WORK TO COMPLETE: Here are some records. Copy each one exactly.

EXTRACTED MATERIAL:

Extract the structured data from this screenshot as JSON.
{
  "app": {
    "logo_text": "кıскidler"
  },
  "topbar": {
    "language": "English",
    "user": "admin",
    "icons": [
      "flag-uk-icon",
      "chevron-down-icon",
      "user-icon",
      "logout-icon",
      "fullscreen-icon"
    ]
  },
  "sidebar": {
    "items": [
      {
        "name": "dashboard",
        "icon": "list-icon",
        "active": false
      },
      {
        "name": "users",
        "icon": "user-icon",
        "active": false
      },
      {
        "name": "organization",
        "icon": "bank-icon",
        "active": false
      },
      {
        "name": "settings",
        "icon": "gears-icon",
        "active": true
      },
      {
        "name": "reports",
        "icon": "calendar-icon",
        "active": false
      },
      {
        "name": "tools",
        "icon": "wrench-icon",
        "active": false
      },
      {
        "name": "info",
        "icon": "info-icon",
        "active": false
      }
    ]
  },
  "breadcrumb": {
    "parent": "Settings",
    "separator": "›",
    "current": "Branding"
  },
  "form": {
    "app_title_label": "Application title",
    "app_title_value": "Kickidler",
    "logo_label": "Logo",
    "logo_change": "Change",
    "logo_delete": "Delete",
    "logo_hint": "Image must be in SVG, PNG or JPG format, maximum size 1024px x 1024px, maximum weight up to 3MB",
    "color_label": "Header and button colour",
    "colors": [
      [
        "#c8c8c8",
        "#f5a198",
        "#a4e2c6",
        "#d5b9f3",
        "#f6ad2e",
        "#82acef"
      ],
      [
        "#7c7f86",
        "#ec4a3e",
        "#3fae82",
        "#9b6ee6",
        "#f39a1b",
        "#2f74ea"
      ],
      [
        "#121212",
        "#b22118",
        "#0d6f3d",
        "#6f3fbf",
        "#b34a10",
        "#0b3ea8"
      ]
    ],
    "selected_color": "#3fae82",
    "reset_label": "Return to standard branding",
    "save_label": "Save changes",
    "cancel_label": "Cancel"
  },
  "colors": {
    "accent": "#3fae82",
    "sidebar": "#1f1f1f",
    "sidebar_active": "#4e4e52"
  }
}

THE RESULT:
Extract the structured data from this screenshot as JSON.
{
  "app": {
    "logo_text": "кıскidler"
  },
  "topbar": {
    "language": "English",
    "user": "admin",
    "icons": [
      "flag-uk-icon",
      "chevron-down-icon",
      "user-icon",
      "logout-icon",
      "fullscreen-icon"
    ]
  },
  "sidebar": {
    "items": [
      {
        "name": "dashboard",
        "icon": "list-icon",
        "active": false
      },
      {
        "name": "users",
        "icon": "user-icon",
        "active": false
      },
      {
        "name": "organization",
        "icon": "bank-icon",
        "active": false
      },
      {
        "name": "settings",
        "icon": "gears-icon",
        "active": true
      },
      {
        "name": "reports",
        "icon": "calendar-icon",
        "active": false
      },
      {
        "name": "tools",
        "icon": "wrench-icon",
        "active": false
      },
      {
        "name": "info",
        "icon": "info-icon",
        "active": false
      }
    ]
  },
  "breadcrumb": {
    "parent": "Settings",
    "separator": "›",
    "current": "Branding"
  },
  "form": {
    "app_title_label": "Application title",
    "app_title_value": "Kickidler",
    "logo_label": "Logo",
    "logo_change": "Change",
    "logo_delete": "Delete",
    "logo_hint": "Image must be in SVG, PNG or JPG format, maximum size 1024px x 1024px, maximum weight up to 3MB",
    "color_label": "Header and button colour",
    "colors": [
      [
        "#c8c8c8",
        "#f5a198",
        "#a4e2c6",
        "#d5b9f3",
        "#f6ad2e",
        "#82acef"
      ],
      [
        "#7c7f86",
        "#ec4a3e",
        "#3fae82",
        "#9b6ee6",
        "#f39a1b",
        "#2f74ea"
      ],
      [
        "#121212",
        "#b22118",
        "#0d6f3d",
        "#6f3fbf",
        "#b34a10",
        "#0b3ea8"
      ]
    ],
    "selected_color": "#3fae82",
    "reset_label": "Return to standard branding",
    "save_label": "Save changes",
    "cancel_label": "Cancel"
  },
  "colors": {
    "accent": "#3fae82",
    "sidebar": "#1f1f1f",
    "sidebar_active": "#4e4e52"
  }
}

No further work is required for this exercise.